-- Begin Supplied material --
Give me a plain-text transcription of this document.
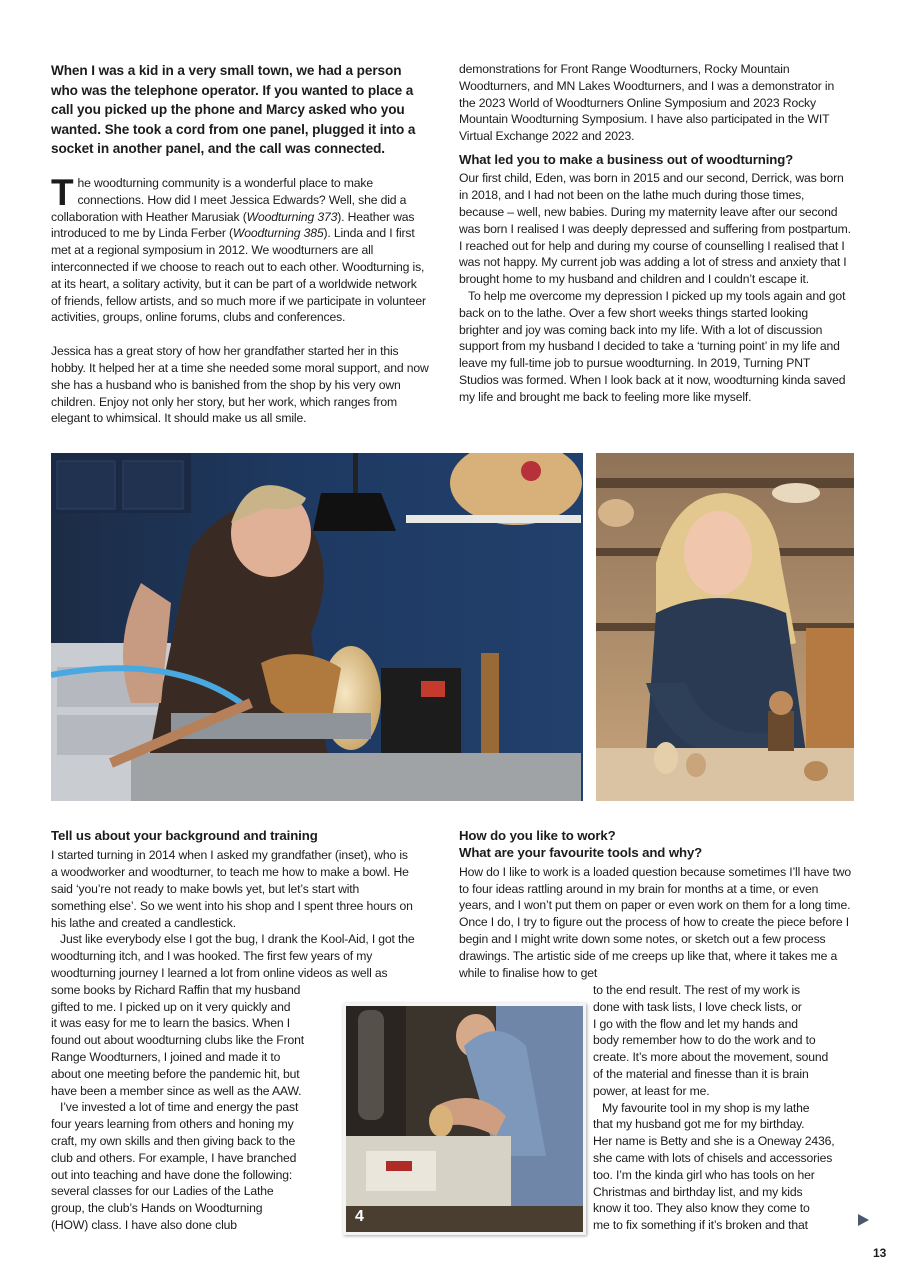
When I was a kid in a very small town, we had a person who was the telephone operator. If you wanted to place a call you picked up the phone and Marcy asked who you wanted. She took a cord from one panel, plugged it into a socket in another panel, and the call was connected.

The woodturning community is a wonderful place to make connections. How did I meet Jessica Edwards? Well, she did a collaboration with Heather Marusiak (Woodturning 373). Heather was introduced to me by Linda Ferber (Woodturning 385). Linda and I first met at a regional symposium in 2012. We woodturners are all interconnected if we choose to reach out to each other. Woodturning is, at its heart, a solitary activity, but it can be part of a worldwide network of friends, fellow artists, and so much more if we participate in volunteer activities, groups, online forums, clubs and conferences.

Jessica has a great story of how her grandfather started her in this hobby. It helped her at a time she needed some moral support, and now she has a husband who is banished from the shop by his very own children. Enjoy not only her story, but her work, which ranges from elegant to whimsical. It should make us all smile.

demonstrations for Front Range Woodturners, Rocky Mountain Woodturners, and MN Lakes Woodturners, and I was a demonstrator in the 2023 World of Woodturners Online Symposium and 2023 Rocky Mountain Woodturning Symposium. I have also participated in the WIT Virtual Exchange 2022 and 2023.

What led you to make a business out of woodturning?

Our first child, Eden, was born in 2015 and our second, Derrick, was born in 2018, and I had not been on the lathe much during those times, because – well, new babies. During my maternity leave after our second was born I realised I was deeply depressed and suffering from postpartum. I reached out for help and during my course of counselling I realised that I was not happy. My current job was adding a lot of stress and anxiety that I brought home to my husband and children and I couldn’t escape it.

To help me overcome my depression I picked up my tools again and got back on to the lathe. Over a few short weeks things started looking brighter and joy was coming back into my life. With a lot of discussion support from my husband I decided to take a ‘turning point’ in my life and leave my full-time job to pursue woodturning. In 2019, Turning PNT Studios was formed. When I look back at it now, woodturning kinda saved my life and brought me back to feeling more like myself.

Tell us about your background and training

I started turning in 2014 when I asked my grandfather (inset), who is a woodworker and woodturner, to teach me how to make a bowl. He said ‘you’re not ready to make bowls yet, but let’s start with something else’. So we went into his shop and I spent three hours on his lathe and created a candlestick.

Just like everybody else I got the bug, I drank the Kool-Aid, I got the woodturning itch, and I was hooked. The first few years of my woodturning journey I learned a lot from online videos as well as

some books by Richard Raffin that my husband
gifted to me. I picked up on it very quickly and
it was easy for me to learn the basics. When I
found out about woodturning clubs like the Front
Range Woodturners, I joined and made it to
about one meeting before the pandemic hit, but
have been a member since as well as the AAW.

I’ve invested a lot of time and energy the past
four years learning from others and honing my
craft, my own skills and then giving back to the
club and others. For example, I have branched
out into teaching and have done the following:
several classes for our Ladies of the Lathe
group, the club’s Hands on Woodturning
(HOW) class. I have also done club

How do you like to work?
What are your favourite tools and why?

How do I like to work is a loaded question because sometimes I’ll have two to four ideas rattling around in my brain for months at a time, or even years, and I won’t put them on paper or even work on them for a long time. Once I do, I try to figure out the process of how to create the piece before I begin and I might write down some notes, or sketch out a few process drawings. The artistic side of me creeps up like that, where it takes me a while to finalise how to get

to the end result. The rest of my work is
done with task lists, I love check lists, or
I go with the flow and let my hands and
body remember how to do the work and to
create. It’s more about the movement, sound
of the material and finesse than it is brain
power, at least for me.

My favourite tool in my shop is my lathe
that my husband got me for my birthday.
Her name is Betty and she is a Oneway 2436,
she came with lots of chisels and accessories
too. I’m the kinda girl who has tools on her
Christmas and birthday list, and my kids
know it too. They also know they come to
me to fix something if it’s broken and that

4
13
-- End Supplied material --
Repeat all the records above exactly, leaving out any pictures.

§ **Exercise solution**
Give me a plain-text transcription of this document.
When I was a kid in a very small town, we had a person who was the telephone operator. If you wanted to place a call you picked up the phone and Marcy asked who you wanted. She took a cord from one panel, plugged it into a socket in another panel, and the call was connected.

The woodturning community is a wonderful place to make connections. How did I meet Jessica Edwards? Well, she did a collaboration with Heather Marusiak (Woodturning 373). Heather was introduced to me by Linda Ferber (Woodturning 385). Linda and I first met at a regional symposium in 2012. We woodturners are all interconnected if we choose to reach out to each other. Woodturning is, at its heart, a solitary activity, but it can be part of a worldwide network of friends, fellow artists, and so much more if we participate in volunteer activities, groups, online forums, clubs and conferences.

Jessica has a great story of how her grandfather started her in this hobby. It helped her at a time she needed some moral support, and now she has a husband who is banished from the shop by his very own children. Enjoy not only her story, but her work, which ranges from elegant to whimsical. It should make us all smile.

demonstrations for Front Range Woodturners, Rocky Mountain Woodturners, and MN Lakes Woodturners, and I was a demonstrator in the 2023 World of Woodturners Online Symposium and 2023 Rocky Mountain Woodturning Symposium. I have also participated in the WIT Virtual Exchange 2022 and 2023.

What led you to make a business out of woodturning?

Our first child, Eden, was born in 2015 and our second, Derrick, was born in 2018, and I had not been on the lathe much during those times, because – well, new babies. During my maternity leave after our second was born I realised I was deeply depressed and suffering from postpartum. I reached out for help and during my course of counselling I realised that I was not happy. My current job was adding a lot of stress and anxiety that I brought home to my husband and children and I couldn’t escape it.

To help me overcome my depression I picked up my tools again and got back on to the lathe. Over a few short weeks things started looking brighter and joy was coming back into my life. With a lot of discussion support from my husband I decided to take a ‘turning point’ in my life and leave my full-time job to pursue woodturning. In 2019, Turning PNT Studios was formed. When I look back at it now, woodturning kinda saved my life and brought me back to feeling more like myself.

Tell us about your background and training

I started turning in 2014 when I asked my grandfather (inset), who is a woodworker and woodturner, to teach me how to make a bowl. He said ‘you’re not ready to make bowls yet, but let’s start with something else’. So we went into his shop and I spent three hours on his lathe and created a candlestick.

Just like everybody else I got the bug, I drank the Kool-Aid, I got the woodturning itch, and I was hooked. The first few years of my woodturning journey I learned a lot from online videos as well as

some books by Richard Raffin that my husband
gifted to me. I picked up on it very quickly and
it was easy for me to learn the basics. When I
found out about woodturning clubs like the Front
Range Woodturners, I joined and made it to
about one meeting before the pandemic hit, but
have been a member since as well as the AAW.

I’ve invested a lot of time and energy the past
four years learning from others and honing my
craft, my own skills and then giving back to the
club and others. For example, I have branched
out into teaching and have done the following:
several classes for our Ladies of the Lathe
group, the club’s Hands on Woodturning
(HOW) class. I have also done club

How do you like to work?
What are your favourite tools and why?

How do I like to work is a loaded question because sometimes I’ll have two to four ideas rattling around in my brain for months at a time, or even years, and I won’t put them on paper or even work on them for a long time. Once I do, I try to figure out the process of how to create the piece before I begin and I might write down some notes, or sketch out a few process drawings. The artistic side of me creeps up like that, where it takes me a while to finalise how to get

to the end result. The rest of my work is
done with task lists, I love check lists, or
I go with the flow and let my hands and
body remember how to do the work and to
create. It’s more about the movement, sound
of the material and finesse than it is brain
power, at least for me.

My favourite tool in my shop is my lathe
that my husband got me for my birthday.
Her name is Betty and she is a Oneway 2436,
she came with lots of chisels and accessories
too. I’m the kinda girl who has tools on her
Christmas and birthday list, and my kids
know it too. They also know they come to
me to fix something if it’s broken and that

4
13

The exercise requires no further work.